Extracted data entries:

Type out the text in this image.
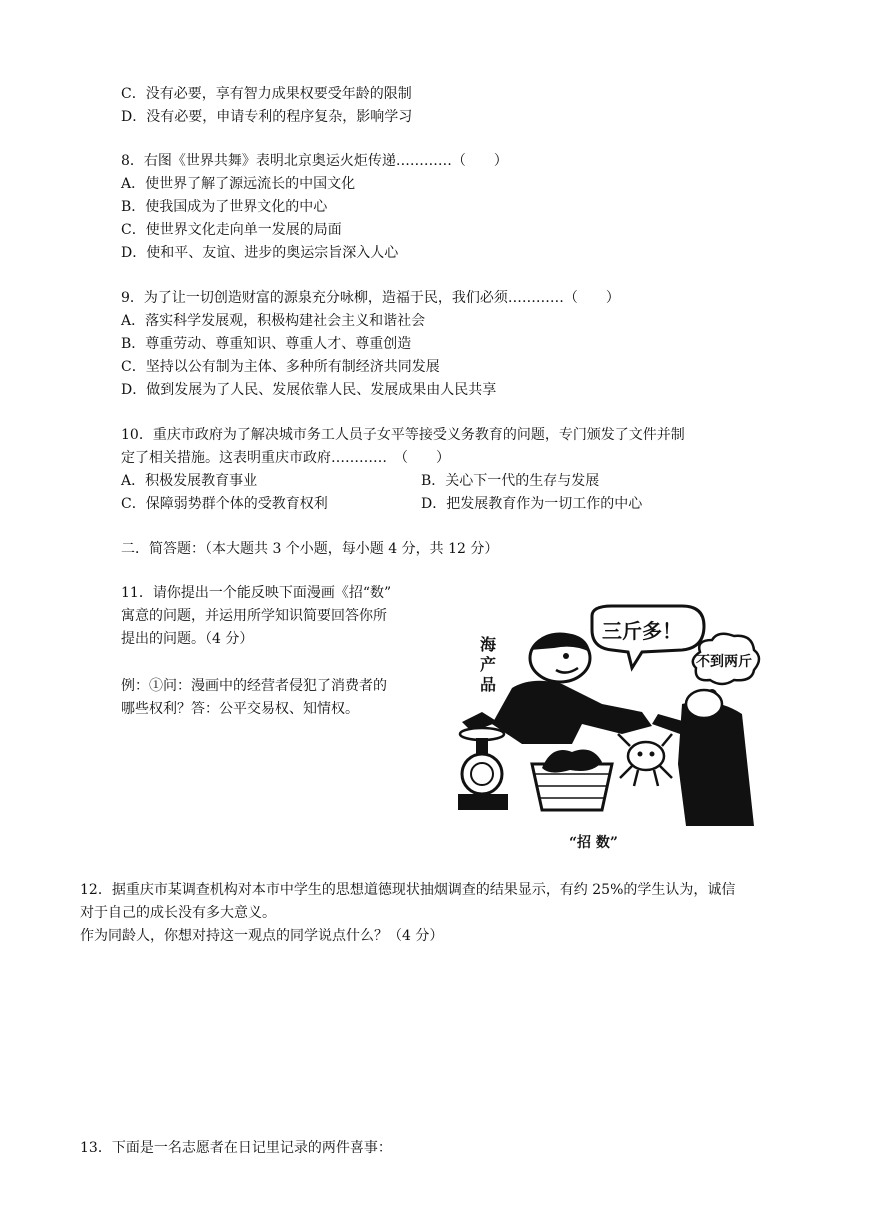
C．没有必要，享有智力成果权要受年龄的限制
D．没有必要，申请专利的程序复杂，影响学习
8．右图《世界共舞》表明北京奥运火炬传递…………（　　）
A．使世界了解了源远流长的中国文化
B．使我国成为了世界文化的中心
C．使世界文化走向单一发展的局面
D．使和平、友谊、进步的奥运宗旨深入人心
9．为了让一切创造财富的源泉充分咏柳，造福于民，我们必须…………（　　）
A．落实科学发展观，积极构建社会主义和谐社会
B．尊重劳动、尊重知识、尊重人才、尊重创造
C．坚持以公有制为主体、多种所有制经济共同发展
D．做到发展为了人民、发展依靠人民、发展成果由人民共享
10．重庆市政府为了解决城市务工人员子女平等接受义务教育的问题，专门颁发了文件并制
定了相关措施。这表明重庆市政府…………　（　　）
A．积极发展教育事业	B．关心下一代的生存与发展
C．保障弱势群个体的受教育权利	D．把发展教育作为一切工作的中心
二．简答题：（本大题共 3 个小题，每小题 4 分，共 12 分）
11．请你提出一个能反映下面漫画《招“数”
寓意的问题，并运用所学知识简要回答你所
提出的问题。（4 分）
例：①问：漫画中的经营者侵犯了消费者的
哪些权利？答：公平交易权、知情权。
海
产
品
三斤多！
不到两斤
“招 数”
12．据重庆市某调查机构对本市中学生的思想道德现状抽烟调查的结果显示，有约 25%的学生认为，诚信
对于自己的成长没有多大意义。
作为同龄人，你想对持这一观点的同学说点什么？（4 分）
13．下面是一名志愿者在日记里记录的两件喜事：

EXERCISE DESCRIPTION:
Write out the material above once more, exactly as it reads, with no pictures.

REPLY TO THE EXERCISE:
Type out the text in this image.
C．没有必要，享有智力成果权要受年龄的限制
D．没有必要，申请专利的程序复杂，影响学习
8．右图《世界共舞》表明北京奥运火炬传递…………（　　）
A．使世界了解了源远流长的中国文化
B．使我国成为了世界文化的中心
C．使世界文化走向单一发展的局面
D．使和平、友谊、进步的奥运宗旨深入人心
9．为了让一切创造财富的源泉充分咏柳，造福于民，我们必须…………（　　）
A．落实科学发展观，积极构建社会主义和谐社会
B．尊重劳动、尊重知识、尊重人才、尊重创造
C．坚持以公有制为主体、多种所有制经济共同发展
D．做到发展为了人民、发展依靠人民、发展成果由人民共享
10．重庆市政府为了解决城市务工人员子女平等接受义务教育的问题，专门颁发了文件并制
定了相关措施。这表明重庆市政府…………　（　　）
A．积极发展教育事业	B．关心下一代的生存与发展
C．保障弱势群个体的受教育权利	D．把发展教育作为一切工作的中心
二．简答题：（本大题共 3 个小题，每小题 4 分，共 12 分）
11．请你提出一个能反映下面漫画《招“数”
寓意的问题，并运用所学知识简要回答你所
提出的问题。（4 分）
例：①问：漫画中的经营者侵犯了消费者的
哪些权利？答：公平交易权、知情权。
海
产
品
三斤多！
不到两斤
“招 数”
12．据重庆市某调查机构对本市中学生的思想道德现状抽烟调查的结果显示，有约 25%的学生认为，诚信
对于自己的成长没有多大意义。
作为同龄人，你想对持这一观点的同学说点什么？（4 分）
13．下面是一名志愿者在日记里记录的两件喜事：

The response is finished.